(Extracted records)
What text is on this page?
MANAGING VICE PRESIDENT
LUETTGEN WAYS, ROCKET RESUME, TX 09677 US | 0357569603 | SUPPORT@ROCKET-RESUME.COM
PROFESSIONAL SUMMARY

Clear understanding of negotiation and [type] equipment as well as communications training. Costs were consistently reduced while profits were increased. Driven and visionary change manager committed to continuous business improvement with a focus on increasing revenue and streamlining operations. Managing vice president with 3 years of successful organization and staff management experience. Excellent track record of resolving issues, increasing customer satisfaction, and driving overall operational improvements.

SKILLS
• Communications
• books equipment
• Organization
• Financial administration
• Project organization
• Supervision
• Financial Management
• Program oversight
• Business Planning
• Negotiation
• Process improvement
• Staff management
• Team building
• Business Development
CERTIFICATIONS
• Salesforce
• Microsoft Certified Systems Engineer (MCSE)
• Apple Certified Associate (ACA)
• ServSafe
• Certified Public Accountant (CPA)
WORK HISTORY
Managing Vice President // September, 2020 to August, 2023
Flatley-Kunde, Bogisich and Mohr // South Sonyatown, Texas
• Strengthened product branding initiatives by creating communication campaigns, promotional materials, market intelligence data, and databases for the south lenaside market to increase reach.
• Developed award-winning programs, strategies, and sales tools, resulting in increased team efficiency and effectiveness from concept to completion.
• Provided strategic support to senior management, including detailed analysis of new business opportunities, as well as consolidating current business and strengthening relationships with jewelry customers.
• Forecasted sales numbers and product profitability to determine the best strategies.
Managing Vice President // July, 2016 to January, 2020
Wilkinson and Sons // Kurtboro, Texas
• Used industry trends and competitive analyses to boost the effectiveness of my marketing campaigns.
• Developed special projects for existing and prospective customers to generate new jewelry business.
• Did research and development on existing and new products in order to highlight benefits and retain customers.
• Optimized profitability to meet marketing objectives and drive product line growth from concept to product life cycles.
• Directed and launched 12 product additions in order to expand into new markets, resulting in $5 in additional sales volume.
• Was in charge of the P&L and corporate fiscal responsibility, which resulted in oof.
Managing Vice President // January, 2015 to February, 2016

» Aim
Every entry should be output exactly as written, please.

» Output of the task
What text is on this page?
MANAGING VICE PRESIDENT
LUETTGEN WAYS, ROCKET RESUME, TX 09677 US | 0357569603 | SUPPORT@ROCKET-RESUME.COM
PROFESSIONAL SUMMARY

Clear understanding of negotiation and [type] equipment as well as communications training. Costs were consistently reduced while profits were increased. Driven and visionary change manager committed to continuous business improvement with a focus on increasing revenue and streamlining operations. Managing vice president with 3 years of successful organization and staff management experience. Excellent track record of resolving issues, increasing customer satisfaction, and driving overall operational improvements.

SKILLS
• Communications
• books equipment
• Organization
• Financial administration
• Project organization
• Supervision
• Financial Management
• Program oversight
• Business Planning
• Negotiation
• Process improvement
• Staff management
• Team building
• Business Development
CERTIFICATIONS
• Salesforce
• Microsoft Certified Systems Engineer (MCSE)
• Apple Certified Associate (ACA)
• ServSafe
• Certified Public Accountant (CPA)
WORK HISTORY
Managing Vice President // September, 2020 to August, 2023
Flatley-Kunde, Bogisich and Mohr // South Sonyatown, Texas
• Strengthened product branding initiatives by creating communication campaigns, promotional materials, market intelligence data, and databases for the south lenaside market to increase reach.
• Developed award-winning programs, strategies, and sales tools, resulting in increased team efficiency and effectiveness from concept to completion.
• Provided strategic support to senior management, including detailed analysis of new business opportunities, as well as consolidating current business and strengthening relationships with jewelry customers.
• Forecasted sales numbers and product profitability to determine the best strategies.
Managing Vice President // July, 2016 to January, 2020
Wilkinson and Sons // Kurtboro, Texas
• Used industry trends and competitive analyses to boost the effectiveness of my marketing campaigns.
• Developed special projects for existing and prospective customers to generate new jewelry business.
• Did research and development on existing and new products in order to highlight benefits and retain customers.
• Optimized profitability to meet marketing objectives and drive product line growth from concept to product life cycles.
• Directed and launched 12 product additions in order to expand into new markets, resulting in $5 in additional sales volume.
• Was in charge of the P&L and corporate fiscal responsibility, which resulted in oof.
Managing Vice President // January, 2015 to February, 2016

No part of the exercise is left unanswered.